From the entries that follow, gather each line holding the word "then".

** DATA LISTING **

-- Begin --

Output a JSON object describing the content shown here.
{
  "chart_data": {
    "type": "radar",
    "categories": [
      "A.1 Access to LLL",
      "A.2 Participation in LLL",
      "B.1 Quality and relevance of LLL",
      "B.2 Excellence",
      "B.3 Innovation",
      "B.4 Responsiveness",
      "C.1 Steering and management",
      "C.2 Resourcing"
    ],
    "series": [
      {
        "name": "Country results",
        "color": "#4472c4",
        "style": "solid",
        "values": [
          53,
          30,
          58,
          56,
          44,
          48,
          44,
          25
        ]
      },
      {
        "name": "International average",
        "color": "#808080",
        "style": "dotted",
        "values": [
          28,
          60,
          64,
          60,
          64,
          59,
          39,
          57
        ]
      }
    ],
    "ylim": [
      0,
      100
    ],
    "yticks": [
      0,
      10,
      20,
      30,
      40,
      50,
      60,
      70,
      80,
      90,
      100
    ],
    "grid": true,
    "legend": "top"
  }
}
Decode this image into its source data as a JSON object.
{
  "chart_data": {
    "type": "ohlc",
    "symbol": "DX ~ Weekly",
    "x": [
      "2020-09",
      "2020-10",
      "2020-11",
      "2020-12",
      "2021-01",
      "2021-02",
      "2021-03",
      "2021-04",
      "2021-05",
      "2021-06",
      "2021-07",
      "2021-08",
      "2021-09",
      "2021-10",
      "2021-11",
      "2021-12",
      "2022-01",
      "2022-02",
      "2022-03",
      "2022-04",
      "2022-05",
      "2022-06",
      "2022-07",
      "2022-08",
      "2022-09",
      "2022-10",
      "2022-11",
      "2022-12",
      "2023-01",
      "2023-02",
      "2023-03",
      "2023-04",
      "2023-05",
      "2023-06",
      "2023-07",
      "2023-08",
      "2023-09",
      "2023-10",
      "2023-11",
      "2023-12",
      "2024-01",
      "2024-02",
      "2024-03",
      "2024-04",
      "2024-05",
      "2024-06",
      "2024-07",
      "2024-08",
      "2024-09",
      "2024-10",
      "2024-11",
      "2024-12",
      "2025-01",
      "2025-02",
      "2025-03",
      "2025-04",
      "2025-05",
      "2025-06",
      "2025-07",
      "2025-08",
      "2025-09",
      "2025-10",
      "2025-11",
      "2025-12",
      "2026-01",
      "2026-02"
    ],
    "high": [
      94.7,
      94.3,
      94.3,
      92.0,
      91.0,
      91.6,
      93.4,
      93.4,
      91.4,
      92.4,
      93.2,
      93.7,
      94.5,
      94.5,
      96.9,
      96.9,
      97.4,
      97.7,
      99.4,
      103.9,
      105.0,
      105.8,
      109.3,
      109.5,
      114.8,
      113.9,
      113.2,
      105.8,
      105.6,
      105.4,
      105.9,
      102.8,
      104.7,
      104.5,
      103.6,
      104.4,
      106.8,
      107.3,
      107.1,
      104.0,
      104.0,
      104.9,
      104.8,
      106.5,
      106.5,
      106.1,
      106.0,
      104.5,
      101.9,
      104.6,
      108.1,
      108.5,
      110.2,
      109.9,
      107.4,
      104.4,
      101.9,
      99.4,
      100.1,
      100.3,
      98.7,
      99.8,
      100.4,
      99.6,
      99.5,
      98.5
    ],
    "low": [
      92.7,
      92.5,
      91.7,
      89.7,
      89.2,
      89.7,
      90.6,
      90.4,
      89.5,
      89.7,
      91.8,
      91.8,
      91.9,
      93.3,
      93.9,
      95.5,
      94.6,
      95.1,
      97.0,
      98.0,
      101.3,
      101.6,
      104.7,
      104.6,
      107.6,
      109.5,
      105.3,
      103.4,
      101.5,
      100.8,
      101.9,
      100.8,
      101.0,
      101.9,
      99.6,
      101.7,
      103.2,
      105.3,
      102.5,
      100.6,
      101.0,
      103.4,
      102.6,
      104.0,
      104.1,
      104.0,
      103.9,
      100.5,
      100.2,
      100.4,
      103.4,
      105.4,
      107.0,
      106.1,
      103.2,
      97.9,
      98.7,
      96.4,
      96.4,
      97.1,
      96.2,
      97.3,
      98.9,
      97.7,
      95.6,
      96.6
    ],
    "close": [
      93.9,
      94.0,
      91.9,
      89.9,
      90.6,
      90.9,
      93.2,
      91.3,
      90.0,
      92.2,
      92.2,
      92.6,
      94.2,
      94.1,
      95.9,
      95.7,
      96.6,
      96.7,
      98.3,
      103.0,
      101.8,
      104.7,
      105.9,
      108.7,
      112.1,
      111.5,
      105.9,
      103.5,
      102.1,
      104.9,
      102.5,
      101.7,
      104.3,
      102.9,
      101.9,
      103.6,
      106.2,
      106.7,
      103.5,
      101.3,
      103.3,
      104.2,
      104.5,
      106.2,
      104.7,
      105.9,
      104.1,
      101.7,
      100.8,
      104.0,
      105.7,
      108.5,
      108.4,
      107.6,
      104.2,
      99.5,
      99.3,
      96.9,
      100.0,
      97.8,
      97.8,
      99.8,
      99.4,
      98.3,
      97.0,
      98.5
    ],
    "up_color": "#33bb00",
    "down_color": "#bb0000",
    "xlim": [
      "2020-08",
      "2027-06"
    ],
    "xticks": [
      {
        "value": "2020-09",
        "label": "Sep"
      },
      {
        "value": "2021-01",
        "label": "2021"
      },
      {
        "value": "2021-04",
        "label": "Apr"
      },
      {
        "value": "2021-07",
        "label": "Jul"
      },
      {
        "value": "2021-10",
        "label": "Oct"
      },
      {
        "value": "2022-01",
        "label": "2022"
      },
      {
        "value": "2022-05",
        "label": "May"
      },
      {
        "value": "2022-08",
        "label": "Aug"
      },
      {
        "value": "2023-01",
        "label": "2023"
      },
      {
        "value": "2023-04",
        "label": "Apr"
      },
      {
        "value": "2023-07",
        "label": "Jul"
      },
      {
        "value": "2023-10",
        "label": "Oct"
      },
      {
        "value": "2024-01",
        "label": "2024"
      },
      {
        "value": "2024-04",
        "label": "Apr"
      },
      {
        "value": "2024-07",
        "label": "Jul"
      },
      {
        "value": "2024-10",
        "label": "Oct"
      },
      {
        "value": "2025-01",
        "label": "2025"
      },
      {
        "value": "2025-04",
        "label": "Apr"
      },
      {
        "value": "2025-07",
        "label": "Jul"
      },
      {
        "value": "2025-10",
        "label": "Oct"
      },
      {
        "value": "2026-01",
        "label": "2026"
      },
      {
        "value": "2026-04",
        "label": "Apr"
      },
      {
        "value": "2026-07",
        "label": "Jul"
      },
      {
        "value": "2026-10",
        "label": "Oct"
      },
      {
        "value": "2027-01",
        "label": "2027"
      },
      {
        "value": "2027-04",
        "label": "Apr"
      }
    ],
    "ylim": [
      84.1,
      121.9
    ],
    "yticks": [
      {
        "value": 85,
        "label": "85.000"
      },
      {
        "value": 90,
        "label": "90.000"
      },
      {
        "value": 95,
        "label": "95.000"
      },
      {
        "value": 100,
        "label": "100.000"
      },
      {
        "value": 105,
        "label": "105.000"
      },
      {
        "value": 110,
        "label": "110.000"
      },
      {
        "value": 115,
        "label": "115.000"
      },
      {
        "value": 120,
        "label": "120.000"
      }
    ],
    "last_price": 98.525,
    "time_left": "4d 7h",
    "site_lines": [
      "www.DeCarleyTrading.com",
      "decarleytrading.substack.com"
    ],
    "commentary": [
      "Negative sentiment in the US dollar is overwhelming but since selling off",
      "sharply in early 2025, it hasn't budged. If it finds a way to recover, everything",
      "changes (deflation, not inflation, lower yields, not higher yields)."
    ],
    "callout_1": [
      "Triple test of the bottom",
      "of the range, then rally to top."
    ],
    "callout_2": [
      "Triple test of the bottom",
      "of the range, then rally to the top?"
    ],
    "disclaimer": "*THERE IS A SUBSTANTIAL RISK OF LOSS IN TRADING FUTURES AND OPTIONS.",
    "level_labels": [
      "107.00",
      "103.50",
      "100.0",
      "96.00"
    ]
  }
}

-- End --

** ANSWER TO THIS PROBLEM **
      "of the range, then rally to top."
      "of the range, then rally to the top?"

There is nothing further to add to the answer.